- EXERCISE DIRECTIONS: Return each line holding the string "document".

- INPUT:
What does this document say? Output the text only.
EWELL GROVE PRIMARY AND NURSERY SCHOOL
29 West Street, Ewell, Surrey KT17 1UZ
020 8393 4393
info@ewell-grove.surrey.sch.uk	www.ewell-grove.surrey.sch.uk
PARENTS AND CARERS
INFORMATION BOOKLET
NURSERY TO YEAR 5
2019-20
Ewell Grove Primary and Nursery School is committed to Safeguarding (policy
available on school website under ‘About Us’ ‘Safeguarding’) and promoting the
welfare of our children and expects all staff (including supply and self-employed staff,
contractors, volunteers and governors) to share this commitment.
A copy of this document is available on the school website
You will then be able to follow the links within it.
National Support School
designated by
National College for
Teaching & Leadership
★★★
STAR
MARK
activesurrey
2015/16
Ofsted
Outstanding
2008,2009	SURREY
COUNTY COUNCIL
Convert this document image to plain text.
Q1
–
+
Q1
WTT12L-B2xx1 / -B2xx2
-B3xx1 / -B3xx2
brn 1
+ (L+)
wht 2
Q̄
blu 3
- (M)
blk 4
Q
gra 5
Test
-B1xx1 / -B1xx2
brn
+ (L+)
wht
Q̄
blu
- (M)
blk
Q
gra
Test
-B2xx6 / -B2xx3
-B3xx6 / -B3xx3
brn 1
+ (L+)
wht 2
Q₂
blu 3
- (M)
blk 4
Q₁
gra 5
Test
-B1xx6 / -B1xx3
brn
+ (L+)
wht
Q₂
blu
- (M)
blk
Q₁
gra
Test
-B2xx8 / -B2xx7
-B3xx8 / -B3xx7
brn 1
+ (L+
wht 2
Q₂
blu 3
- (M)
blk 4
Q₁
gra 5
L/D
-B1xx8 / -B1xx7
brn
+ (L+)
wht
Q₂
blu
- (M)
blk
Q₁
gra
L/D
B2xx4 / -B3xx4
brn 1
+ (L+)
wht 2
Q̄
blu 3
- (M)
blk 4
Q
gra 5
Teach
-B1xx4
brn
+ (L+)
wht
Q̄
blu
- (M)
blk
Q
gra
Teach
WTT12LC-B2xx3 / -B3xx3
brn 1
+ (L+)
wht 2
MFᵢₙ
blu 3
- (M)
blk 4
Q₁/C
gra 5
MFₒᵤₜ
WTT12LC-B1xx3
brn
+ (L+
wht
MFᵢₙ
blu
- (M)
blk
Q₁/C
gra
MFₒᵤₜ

- THE REPLY:
What does this document say? Output the text only.
A copy of this document is available on the school website
Convert this document image to plain text.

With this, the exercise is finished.